** GIVEN INFORMATION **
● ● ● ●

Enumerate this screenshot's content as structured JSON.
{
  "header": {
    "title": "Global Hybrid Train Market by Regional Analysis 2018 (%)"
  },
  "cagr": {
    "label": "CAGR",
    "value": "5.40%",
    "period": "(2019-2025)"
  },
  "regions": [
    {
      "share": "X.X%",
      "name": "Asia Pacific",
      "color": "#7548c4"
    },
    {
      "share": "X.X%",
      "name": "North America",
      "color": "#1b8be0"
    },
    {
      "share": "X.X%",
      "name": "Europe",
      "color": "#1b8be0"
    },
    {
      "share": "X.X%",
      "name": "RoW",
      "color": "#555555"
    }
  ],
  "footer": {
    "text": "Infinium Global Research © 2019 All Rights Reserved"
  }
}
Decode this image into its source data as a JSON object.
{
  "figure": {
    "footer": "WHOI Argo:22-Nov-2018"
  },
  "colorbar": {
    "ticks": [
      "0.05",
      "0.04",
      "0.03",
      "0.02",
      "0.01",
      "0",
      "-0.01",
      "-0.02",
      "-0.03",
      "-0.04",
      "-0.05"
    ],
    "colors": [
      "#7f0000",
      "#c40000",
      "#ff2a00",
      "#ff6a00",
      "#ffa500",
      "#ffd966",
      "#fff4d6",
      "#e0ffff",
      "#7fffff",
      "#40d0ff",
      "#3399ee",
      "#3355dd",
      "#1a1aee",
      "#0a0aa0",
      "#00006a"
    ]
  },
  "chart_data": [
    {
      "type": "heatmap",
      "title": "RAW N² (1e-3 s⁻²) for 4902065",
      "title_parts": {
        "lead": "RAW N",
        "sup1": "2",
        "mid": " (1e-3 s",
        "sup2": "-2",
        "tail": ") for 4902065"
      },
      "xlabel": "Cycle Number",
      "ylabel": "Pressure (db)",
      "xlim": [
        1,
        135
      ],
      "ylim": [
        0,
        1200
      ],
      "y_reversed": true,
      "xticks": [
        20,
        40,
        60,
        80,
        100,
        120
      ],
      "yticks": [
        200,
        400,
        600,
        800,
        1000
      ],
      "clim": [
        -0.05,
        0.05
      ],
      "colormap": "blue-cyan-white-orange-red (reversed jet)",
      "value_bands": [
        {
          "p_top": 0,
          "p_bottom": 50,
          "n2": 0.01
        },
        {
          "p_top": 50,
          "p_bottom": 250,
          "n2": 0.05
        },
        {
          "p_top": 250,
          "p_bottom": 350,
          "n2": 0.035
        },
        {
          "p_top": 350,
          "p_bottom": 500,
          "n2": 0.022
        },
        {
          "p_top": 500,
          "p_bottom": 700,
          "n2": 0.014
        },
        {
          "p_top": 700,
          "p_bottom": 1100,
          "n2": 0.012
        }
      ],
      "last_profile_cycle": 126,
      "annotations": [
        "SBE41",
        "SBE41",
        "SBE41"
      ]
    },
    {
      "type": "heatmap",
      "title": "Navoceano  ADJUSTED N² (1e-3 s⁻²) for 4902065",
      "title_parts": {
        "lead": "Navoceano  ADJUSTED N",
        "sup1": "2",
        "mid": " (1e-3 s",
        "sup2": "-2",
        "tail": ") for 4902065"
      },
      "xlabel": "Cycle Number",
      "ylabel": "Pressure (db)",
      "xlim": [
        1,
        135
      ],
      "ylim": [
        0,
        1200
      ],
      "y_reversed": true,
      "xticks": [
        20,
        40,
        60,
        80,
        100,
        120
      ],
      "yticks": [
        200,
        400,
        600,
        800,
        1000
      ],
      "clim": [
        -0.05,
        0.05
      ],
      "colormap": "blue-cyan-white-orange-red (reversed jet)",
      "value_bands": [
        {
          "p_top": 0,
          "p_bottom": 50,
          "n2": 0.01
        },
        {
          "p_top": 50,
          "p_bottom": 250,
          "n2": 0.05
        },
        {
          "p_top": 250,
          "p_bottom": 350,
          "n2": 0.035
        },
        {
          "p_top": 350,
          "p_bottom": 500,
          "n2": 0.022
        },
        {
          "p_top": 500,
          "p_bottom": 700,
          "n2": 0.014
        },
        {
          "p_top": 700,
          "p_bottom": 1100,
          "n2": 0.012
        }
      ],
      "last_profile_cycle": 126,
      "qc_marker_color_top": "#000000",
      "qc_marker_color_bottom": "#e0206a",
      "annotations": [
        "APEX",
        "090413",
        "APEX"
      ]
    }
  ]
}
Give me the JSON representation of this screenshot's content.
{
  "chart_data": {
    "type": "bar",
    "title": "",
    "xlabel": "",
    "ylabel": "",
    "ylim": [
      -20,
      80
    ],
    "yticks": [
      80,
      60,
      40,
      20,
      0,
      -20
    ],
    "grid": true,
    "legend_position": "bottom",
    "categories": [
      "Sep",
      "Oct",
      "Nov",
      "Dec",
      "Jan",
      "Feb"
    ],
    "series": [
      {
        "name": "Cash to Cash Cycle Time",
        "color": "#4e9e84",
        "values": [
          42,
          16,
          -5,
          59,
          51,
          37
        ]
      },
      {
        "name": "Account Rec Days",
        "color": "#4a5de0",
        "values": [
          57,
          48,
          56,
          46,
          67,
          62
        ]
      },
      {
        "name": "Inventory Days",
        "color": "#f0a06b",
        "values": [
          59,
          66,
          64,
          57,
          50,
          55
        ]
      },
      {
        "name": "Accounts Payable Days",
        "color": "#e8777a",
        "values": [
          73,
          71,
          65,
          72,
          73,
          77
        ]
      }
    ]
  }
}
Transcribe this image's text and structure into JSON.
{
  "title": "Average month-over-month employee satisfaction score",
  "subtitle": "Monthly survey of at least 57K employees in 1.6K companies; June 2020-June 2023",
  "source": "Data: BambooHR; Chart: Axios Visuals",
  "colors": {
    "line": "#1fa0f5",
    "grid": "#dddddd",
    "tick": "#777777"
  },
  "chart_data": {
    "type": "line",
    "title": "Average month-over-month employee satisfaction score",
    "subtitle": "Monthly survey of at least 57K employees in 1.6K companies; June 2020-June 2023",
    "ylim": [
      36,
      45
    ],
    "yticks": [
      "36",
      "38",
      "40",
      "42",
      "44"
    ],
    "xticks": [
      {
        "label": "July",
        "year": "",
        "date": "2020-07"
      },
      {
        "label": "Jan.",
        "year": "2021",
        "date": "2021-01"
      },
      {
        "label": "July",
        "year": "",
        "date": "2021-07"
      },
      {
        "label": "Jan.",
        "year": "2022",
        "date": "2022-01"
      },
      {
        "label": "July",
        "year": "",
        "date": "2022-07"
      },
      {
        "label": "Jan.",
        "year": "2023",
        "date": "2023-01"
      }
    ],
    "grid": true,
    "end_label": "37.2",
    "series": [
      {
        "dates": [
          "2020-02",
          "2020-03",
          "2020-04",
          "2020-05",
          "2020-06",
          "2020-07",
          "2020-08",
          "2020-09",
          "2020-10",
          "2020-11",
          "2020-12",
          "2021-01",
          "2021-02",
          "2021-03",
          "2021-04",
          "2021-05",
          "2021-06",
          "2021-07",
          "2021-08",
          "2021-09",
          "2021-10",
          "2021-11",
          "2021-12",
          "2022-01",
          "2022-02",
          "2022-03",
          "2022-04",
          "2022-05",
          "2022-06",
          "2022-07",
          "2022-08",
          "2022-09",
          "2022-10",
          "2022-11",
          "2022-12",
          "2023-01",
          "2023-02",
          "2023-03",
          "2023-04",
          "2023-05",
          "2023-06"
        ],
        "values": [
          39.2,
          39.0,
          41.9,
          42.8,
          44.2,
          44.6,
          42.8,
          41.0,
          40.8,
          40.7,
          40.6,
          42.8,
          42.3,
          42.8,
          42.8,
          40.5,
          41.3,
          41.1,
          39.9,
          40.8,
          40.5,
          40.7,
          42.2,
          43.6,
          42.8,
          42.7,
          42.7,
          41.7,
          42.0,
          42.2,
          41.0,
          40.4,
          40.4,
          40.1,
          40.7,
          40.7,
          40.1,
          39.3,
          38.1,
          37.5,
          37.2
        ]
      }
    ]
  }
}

● ● ● ●

** STATED EXERCISE **
Each line holding the word "survey" counts once; report the total and nothing else.

** OUTPUT OF THE TASK **
2